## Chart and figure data
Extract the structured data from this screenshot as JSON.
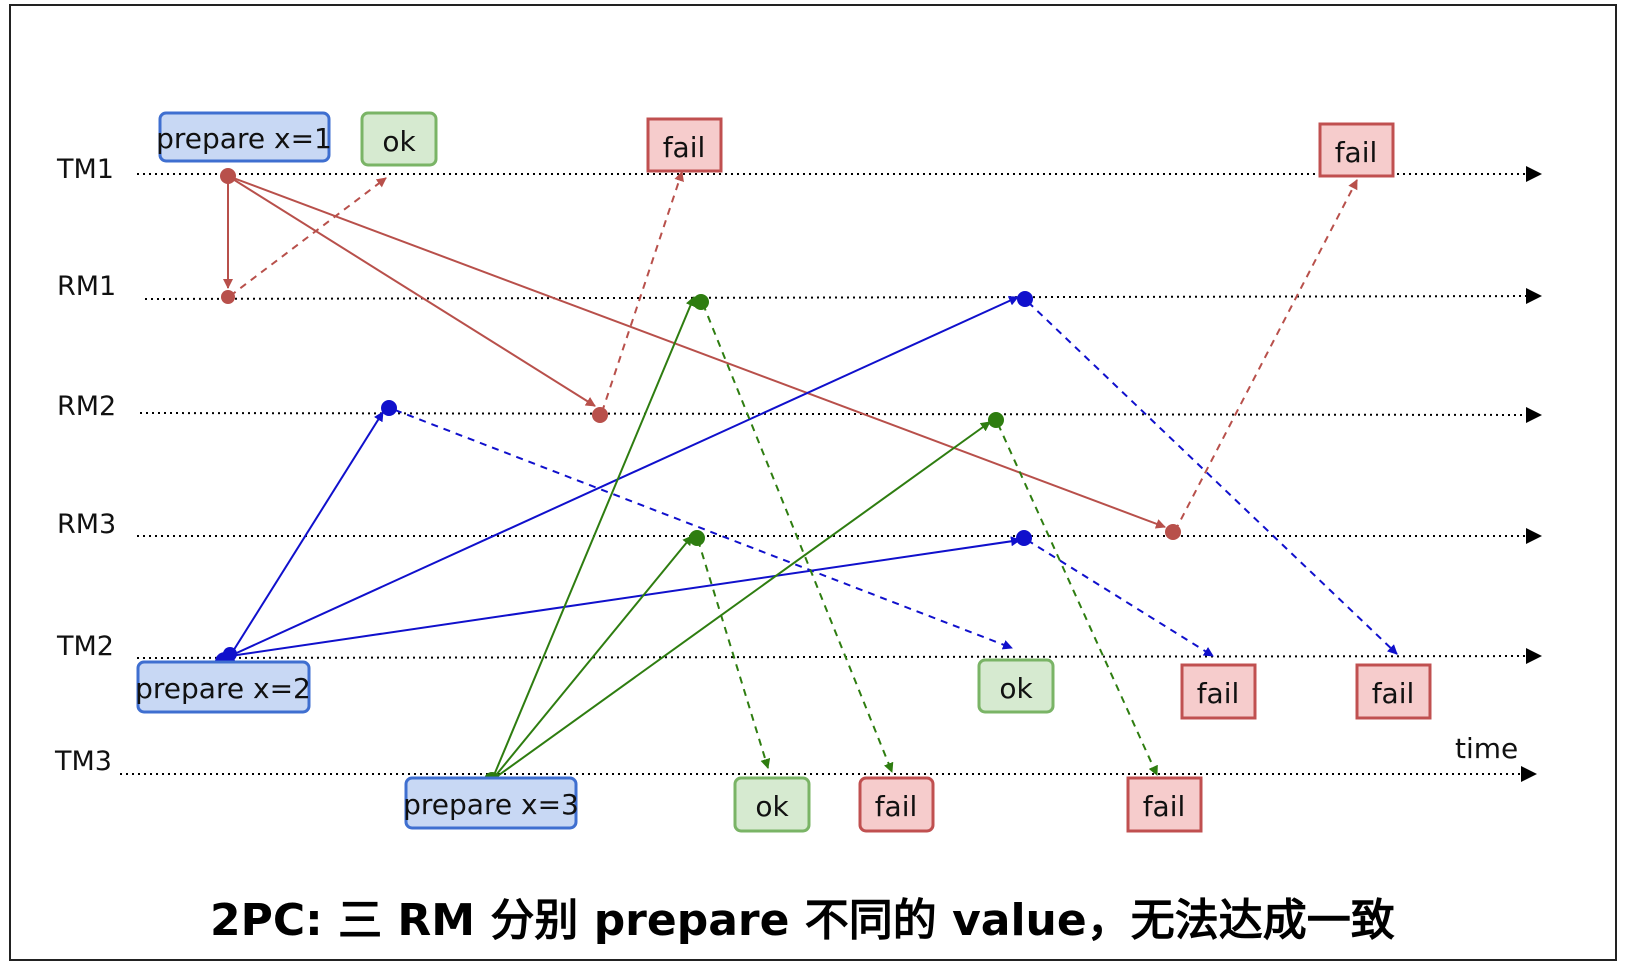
{
  "lanes": [
    {
      "key": "TM1",
      "label": "TM1"
    },
    {
      "key": "RM1",
      "label": "RM1"
    },
    {
      "key": "RM2",
      "label": "RM2"
    },
    {
      "key": "RM3",
      "label": "RM3"
    },
    {
      "key": "TM2",
      "label": "TM2"
    },
    {
      "key": "TM3",
      "label": "TM3"
    }
  ],
  "axis_label": "time",
  "boxes": {
    "prepare_tm1": "prepare x=1",
    "ok_tm1": "ok",
    "fail_tm1_a": "fail",
    "fail_tm1_b": "fail",
    "prepare_tm2": "prepare x=2",
    "ok_tm2": "ok",
    "fail_tm2_a": "fail",
    "fail_tm2_b": "fail",
    "prepare_tm3": "prepare x=3",
    "ok_tm3": "ok",
    "fail_tm3_a": "fail",
    "fail_tm3_b": "fail"
  },
  "caption": "2PC: 三 RM 分别 prepare 不同的 value，无法达成一致",
  "colors": {
    "tm1": "#b8504b",
    "tm2": "#1010cc",
    "tm3": "#2e7d10",
    "prepare_fill": "#c8d8f4",
    "prepare_stroke": "#3f6fd0",
    "ok_fill": "#d6ead0",
    "ok_stroke": "#7ab466",
    "fail_fill": "#f6cccc",
    "fail_stroke": "#c05050"
  }
}
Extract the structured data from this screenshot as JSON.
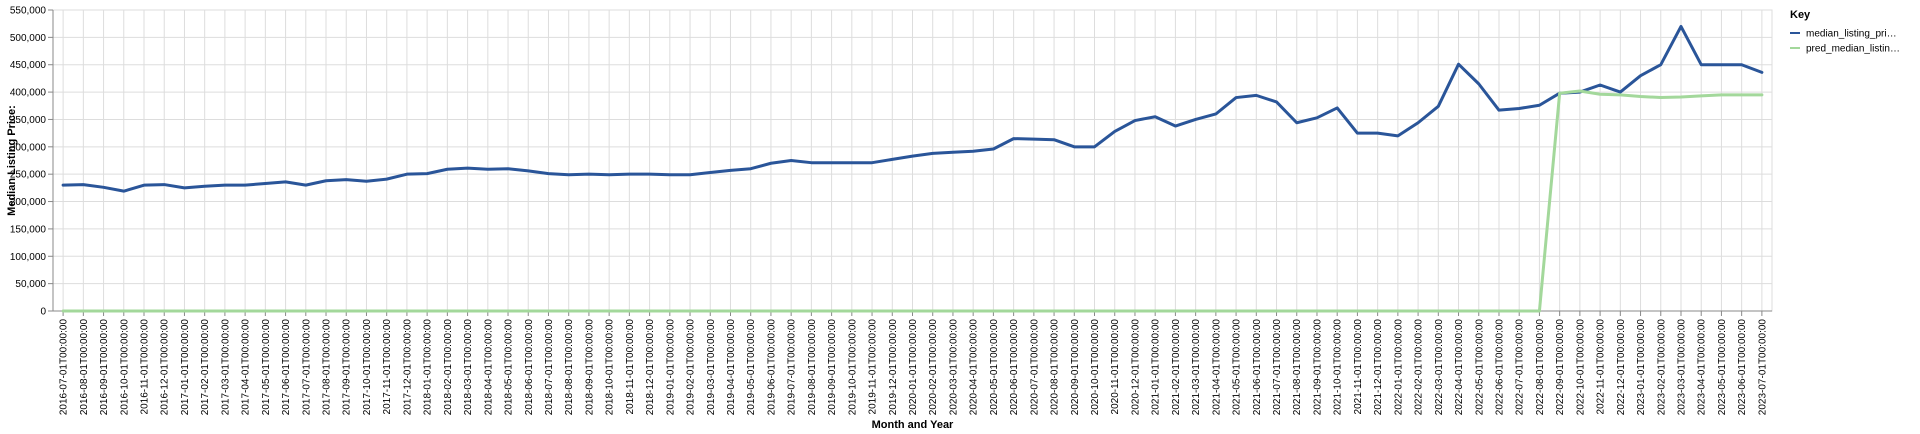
{
  "chart_data": {
    "type": "line",
    "xlabel": "Month and Year",
    "ylabel": "Median Listing Price:",
    "ylim": [
      0,
      550000
    ],
    "yticks": [
      0,
      50000,
      100000,
      150000,
      200000,
      250000,
      300000,
      350000,
      400000,
      450000,
      500000,
      550000
    ],
    "ytick_labels": [
      "0",
      "50,000",
      "100,000",
      "150,000",
      "200,000",
      "250,000",
      "300,000",
      "350,000",
      "400,000",
      "450,000",
      "500,000",
      "550,000"
    ],
    "grid": true,
    "legend": {
      "title": "Key",
      "placement": "right"
    },
    "x": [
      "2016-07-01T00:00:00",
      "2016-08-01T00:00:00",
      "2016-09-01T00:00:00",
      "2016-10-01T00:00:00",
      "2016-11-01T00:00:00",
      "2016-12-01T00:00:00",
      "2017-01-01T00:00:00",
      "2017-02-01T00:00:00",
      "2017-03-01T00:00:00",
      "2017-04-01T00:00:00",
      "2017-05-01T00:00:00",
      "2017-06-01T00:00:00",
      "2017-07-01T00:00:00",
      "2017-08-01T00:00:00",
      "2017-09-01T00:00:00",
      "2017-10-01T00:00:00",
      "2017-11-01T00:00:00",
      "2017-12-01T00:00:00",
      "2018-01-01T00:00:00",
      "2018-02-01T00:00:00",
      "2018-03-01T00:00:00",
      "2018-04-01T00:00:00",
      "2018-05-01T00:00:00",
      "2018-06-01T00:00:00",
      "2018-07-01T00:00:00",
      "2018-08-01T00:00:00",
      "2018-09-01T00:00:00",
      "2018-10-01T00:00:00",
      "2018-11-01T00:00:00",
      "2018-12-01T00:00:00",
      "2019-01-01T00:00:00",
      "2019-02-01T00:00:00",
      "2019-03-01T00:00:00",
      "2019-04-01T00:00:00",
      "2019-05-01T00:00:00",
      "2019-06-01T00:00:00",
      "2019-07-01T00:00:00",
      "2019-08-01T00:00:00",
      "2019-09-01T00:00:00",
      "2019-10-01T00:00:00",
      "2019-11-01T00:00:00",
      "2019-12-01T00:00:00",
      "2020-01-01T00:00:00",
      "2020-02-01T00:00:00",
      "2020-03-01T00:00:00",
      "2020-04-01T00:00:00",
      "2020-05-01T00:00:00",
      "2020-06-01T00:00:00",
      "2020-07-01T00:00:00",
      "2020-08-01T00:00:00",
      "2020-09-01T00:00:00",
      "2020-10-01T00:00:00",
      "2020-11-01T00:00:00",
      "2020-12-01T00:00:00",
      "2021-01-01T00:00:00",
      "2021-02-01T00:00:00",
      "2021-03-01T00:00:00",
      "2021-04-01T00:00:00",
      "2021-05-01T00:00:00",
      "2021-06-01T00:00:00",
      "2021-07-01T00:00:00",
      "2021-08-01T00:00:00",
      "2021-09-01T00:00:00",
      "2021-10-01T00:00:00",
      "2021-11-01T00:00:00",
      "2021-12-01T00:00:00",
      "2022-01-01T00:00:00",
      "2022-02-01T00:00:00",
      "2022-03-01T00:00:00",
      "2022-04-01T00:00:00",
      "2022-05-01T00:00:00",
      "2022-06-01T00:00:00",
      "2022-07-01T00:00:00",
      "2022-08-01T00:00:00",
      "2022-09-01T00:00:00",
      "2022-10-01T00:00:00",
      "2022-11-01T00:00:00",
      "2022-12-01T00:00:00",
      "2023-01-01T00:00:00",
      "2023-02-01T00:00:00",
      "2023-03-01T00:00:00",
      "2023-04-01T00:00:00",
      "2023-05-01T00:00:00",
      "2023-06-01T00:00:00",
      "2023-07-01T00:00:00"
    ],
    "series": [
      {
        "name": "median_listing_pri…",
        "color": "#2a5599",
        "values": [
          230000,
          231000,
          226000,
          219000,
          230000,
          231000,
          225000,
          228000,
          230000,
          230000,
          233000,
          236000,
          230000,
          238000,
          240000,
          237000,
          241000,
          250000,
          251000,
          259000,
          261000,
          259000,
          260000,
          256000,
          251000,
          249000,
          250000,
          249000,
          250000,
          250000,
          249000,
          249000,
          253000,
          257000,
          260000,
          270000,
          275000,
          271000,
          271000,
          271000,
          271000,
          277000,
          283000,
          288000,
          290000,
          292000,
          296000,
          315000,
          314000,
          313000,
          300000,
          300000,
          328000,
          348000,
          355000,
          338000,
          350000,
          360000,
          390000,
          394000,
          382000,
          344000,
          353000,
          371000,
          325000,
          325000,
          320000,
          344000,
          374000,
          451000,
          415000,
          367000,
          370000,
          376000,
          398000,
          400000,
          413000,
          400000,
          430000,
          450000,
          520000,
          450000,
          450000,
          450000,
          436000
        ]
      },
      {
        "name": "pred_median_listin…",
        "color": "#a3d89b",
        "values": [
          0,
          0,
          0,
          0,
          0,
          0,
          0,
          0,
          0,
          0,
          0,
          0,
          0,
          0,
          0,
          0,
          0,
          0,
          0,
          0,
          0,
          0,
          0,
          0,
          0,
          0,
          0,
          0,
          0,
          0,
          0,
          0,
          0,
          0,
          0,
          0,
          0,
          0,
          0,
          0,
          0,
          0,
          0,
          0,
          0,
          0,
          0,
          0,
          0,
          0,
          0,
          0,
          0,
          0,
          0,
          0,
          0,
          0,
          0,
          0,
          0,
          0,
          0,
          0,
          0,
          0,
          0,
          0,
          0,
          0,
          0,
          0,
          0,
          0,
          398000,
          402000,
          396000,
          395000,
          392000,
          390000,
          391000,
          393000,
          395000,
          395000,
          395000
        ]
      }
    ]
  }
}
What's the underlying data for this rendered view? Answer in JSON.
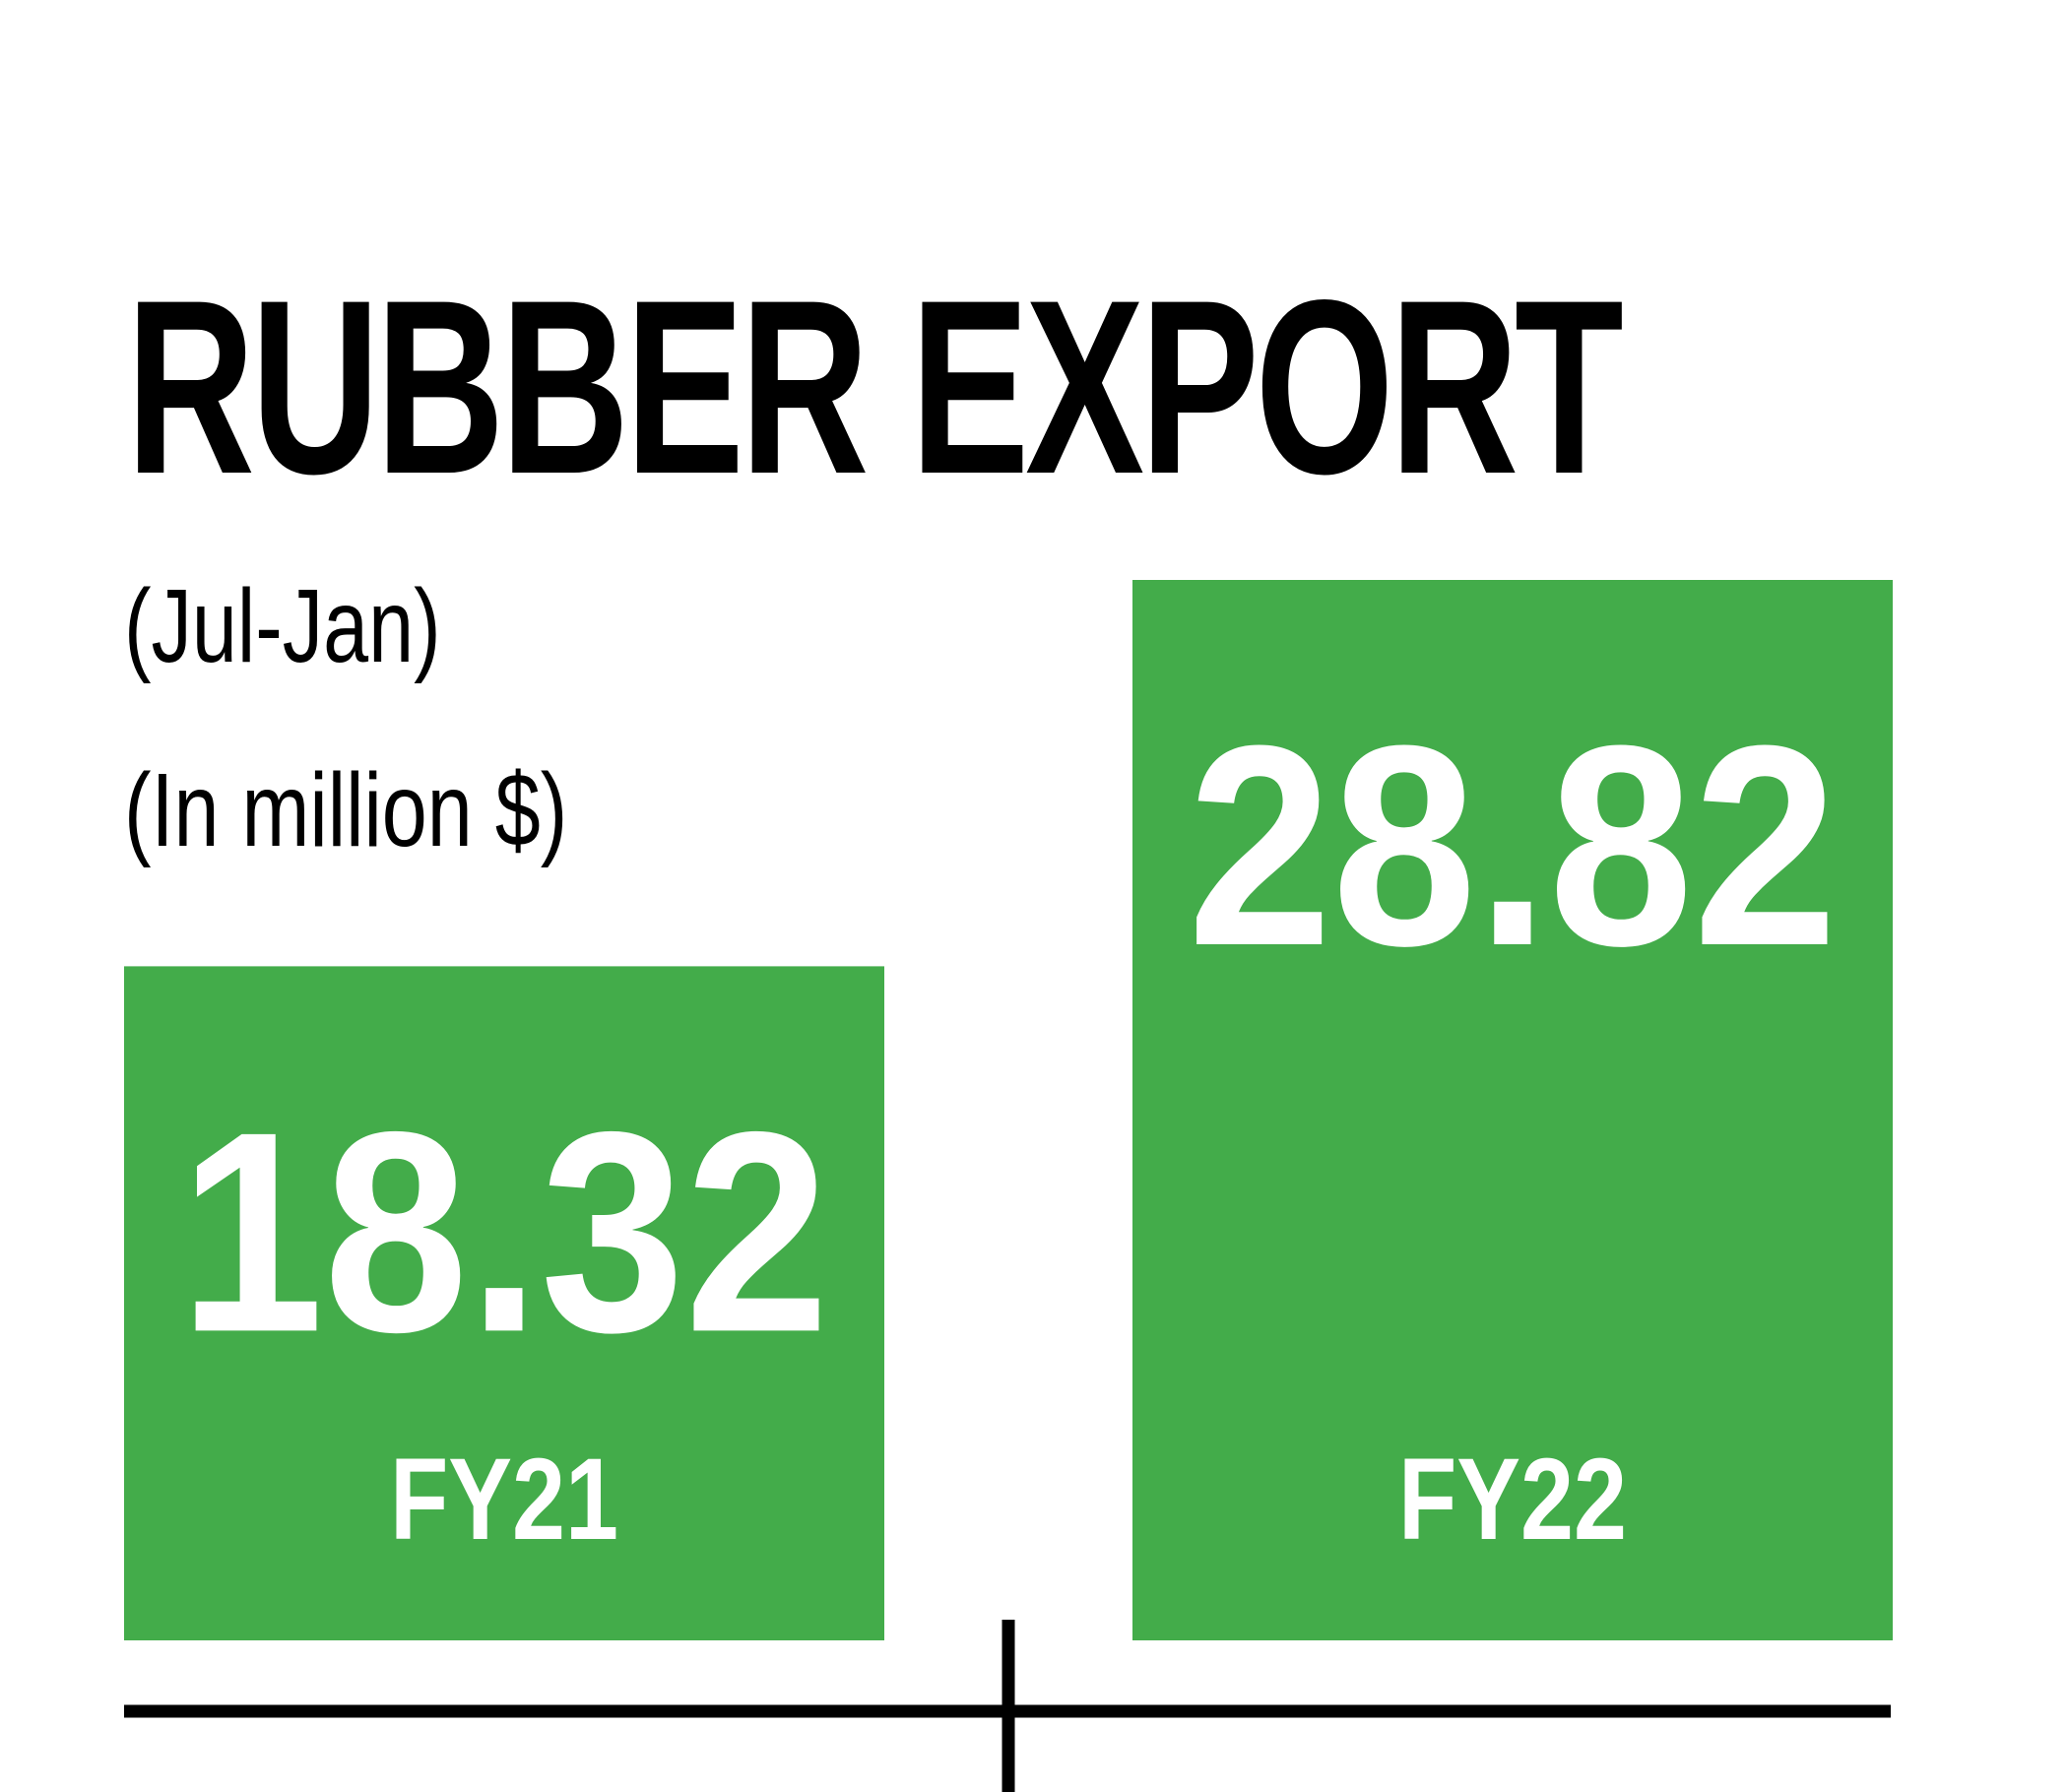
{
  "header": {
    "title": "RUBBER EXPORT",
    "period": "(Jul-Jan)",
    "unit": "(In million $)"
  },
  "colors": {
    "bar": "#43AC4A",
    "label": "#ffffff",
    "axis": "#000000"
  },
  "chart_data": {
    "type": "bar",
    "title": "RUBBER EXPORT",
    "subtitle": "(Jul-Jan)",
    "ylabel": "(In million $)",
    "categories": [
      "FY21",
      "FY22"
    ],
    "values": [
      18.32,
      28.82
    ],
    "value_labels": [
      "18.32",
      "28.82"
    ],
    "ylim": [
      0,
      28.82
    ],
    "grid": false,
    "legend": "none"
  }
}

## Short problem
Gather each line of the listing that holds the string "ylabel".

## The output
    "ylabel": "Median Listing Price:",
    "ylabel": "(In million $)",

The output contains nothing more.